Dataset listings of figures
=-=-=-=-=

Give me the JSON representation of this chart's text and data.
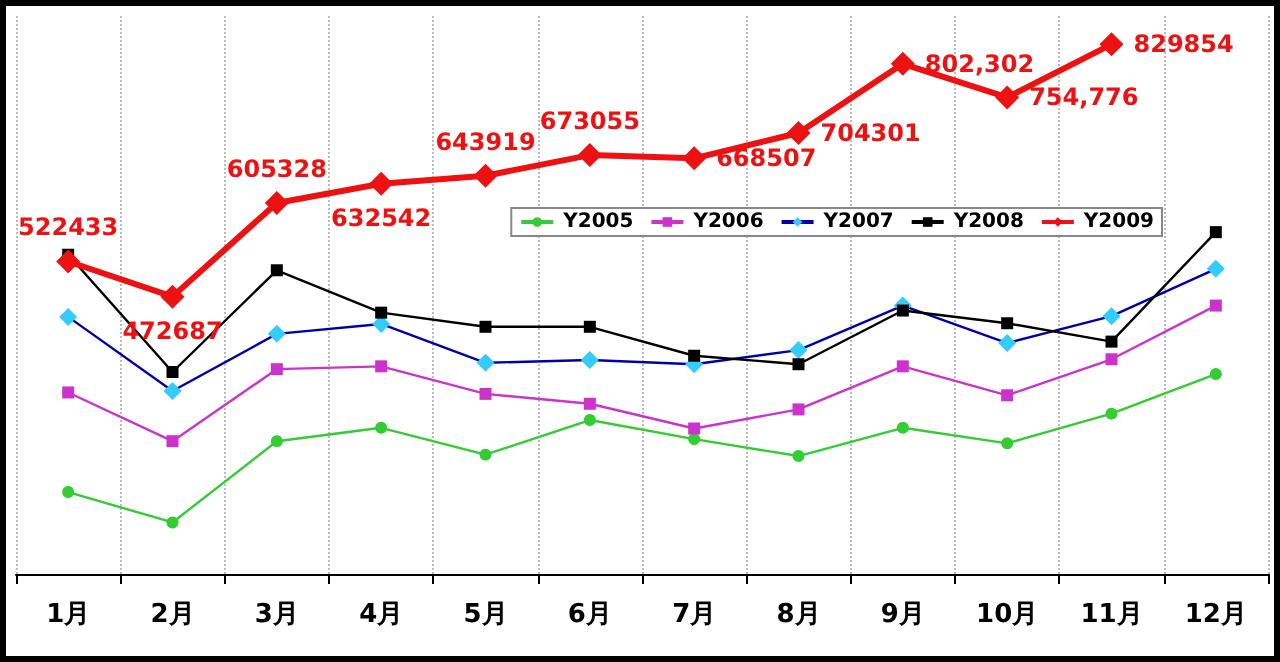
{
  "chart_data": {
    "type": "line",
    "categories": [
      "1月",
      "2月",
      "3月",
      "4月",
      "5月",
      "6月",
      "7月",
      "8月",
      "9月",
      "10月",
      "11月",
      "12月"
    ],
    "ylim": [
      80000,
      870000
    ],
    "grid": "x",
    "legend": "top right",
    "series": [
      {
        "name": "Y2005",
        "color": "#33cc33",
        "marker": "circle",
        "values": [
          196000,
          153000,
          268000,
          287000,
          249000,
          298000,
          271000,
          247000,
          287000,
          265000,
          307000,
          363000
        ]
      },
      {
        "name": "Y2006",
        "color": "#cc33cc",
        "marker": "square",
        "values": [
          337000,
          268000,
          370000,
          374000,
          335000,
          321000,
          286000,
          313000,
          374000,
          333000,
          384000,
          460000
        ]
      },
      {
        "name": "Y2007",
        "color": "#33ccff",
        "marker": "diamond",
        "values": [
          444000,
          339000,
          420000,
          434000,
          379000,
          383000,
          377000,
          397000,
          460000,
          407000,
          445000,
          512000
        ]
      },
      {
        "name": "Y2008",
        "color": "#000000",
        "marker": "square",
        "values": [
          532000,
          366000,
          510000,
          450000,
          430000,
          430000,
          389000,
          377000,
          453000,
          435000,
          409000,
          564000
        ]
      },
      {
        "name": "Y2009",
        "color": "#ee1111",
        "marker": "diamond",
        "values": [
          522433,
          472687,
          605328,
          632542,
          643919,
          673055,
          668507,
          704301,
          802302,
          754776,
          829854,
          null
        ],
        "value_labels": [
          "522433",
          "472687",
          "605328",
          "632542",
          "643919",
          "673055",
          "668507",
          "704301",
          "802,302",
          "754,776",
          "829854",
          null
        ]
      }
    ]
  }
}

=-=-=-=-=

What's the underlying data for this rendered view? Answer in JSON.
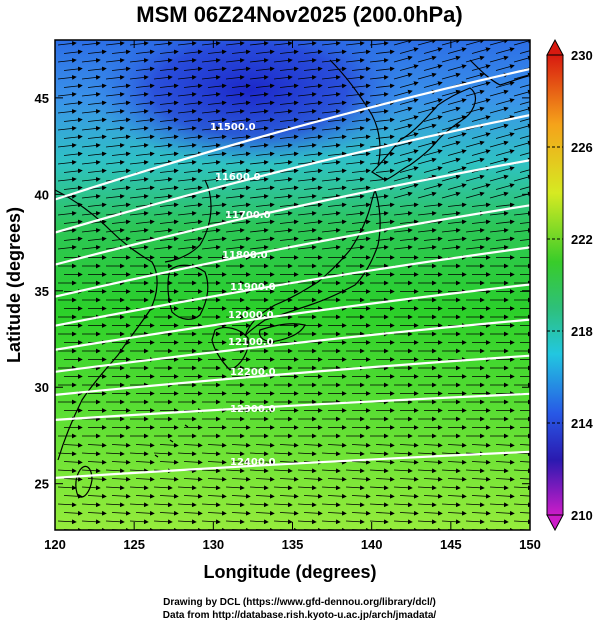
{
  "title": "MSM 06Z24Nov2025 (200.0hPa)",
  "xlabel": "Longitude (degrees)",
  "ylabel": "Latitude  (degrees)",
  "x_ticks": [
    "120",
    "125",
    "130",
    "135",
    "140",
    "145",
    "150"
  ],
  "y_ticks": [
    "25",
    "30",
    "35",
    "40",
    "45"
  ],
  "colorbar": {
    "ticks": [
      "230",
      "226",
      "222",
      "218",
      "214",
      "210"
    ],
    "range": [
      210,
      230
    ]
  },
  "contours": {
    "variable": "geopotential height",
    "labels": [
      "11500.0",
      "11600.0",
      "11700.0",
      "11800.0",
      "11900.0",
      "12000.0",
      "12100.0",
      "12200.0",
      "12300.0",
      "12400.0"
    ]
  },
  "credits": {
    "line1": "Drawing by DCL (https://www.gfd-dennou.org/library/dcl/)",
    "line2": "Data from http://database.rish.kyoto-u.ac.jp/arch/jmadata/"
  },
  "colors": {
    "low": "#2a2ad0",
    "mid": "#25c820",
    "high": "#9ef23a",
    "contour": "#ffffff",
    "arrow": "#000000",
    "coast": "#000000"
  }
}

=-=-=-=-=

Stated exercise → Copy each line above that contains the word "this".

Answer below →
Give me the JSON representation of this chart's text and data.
What's the underlying data for this rendered view? Answer in JSON.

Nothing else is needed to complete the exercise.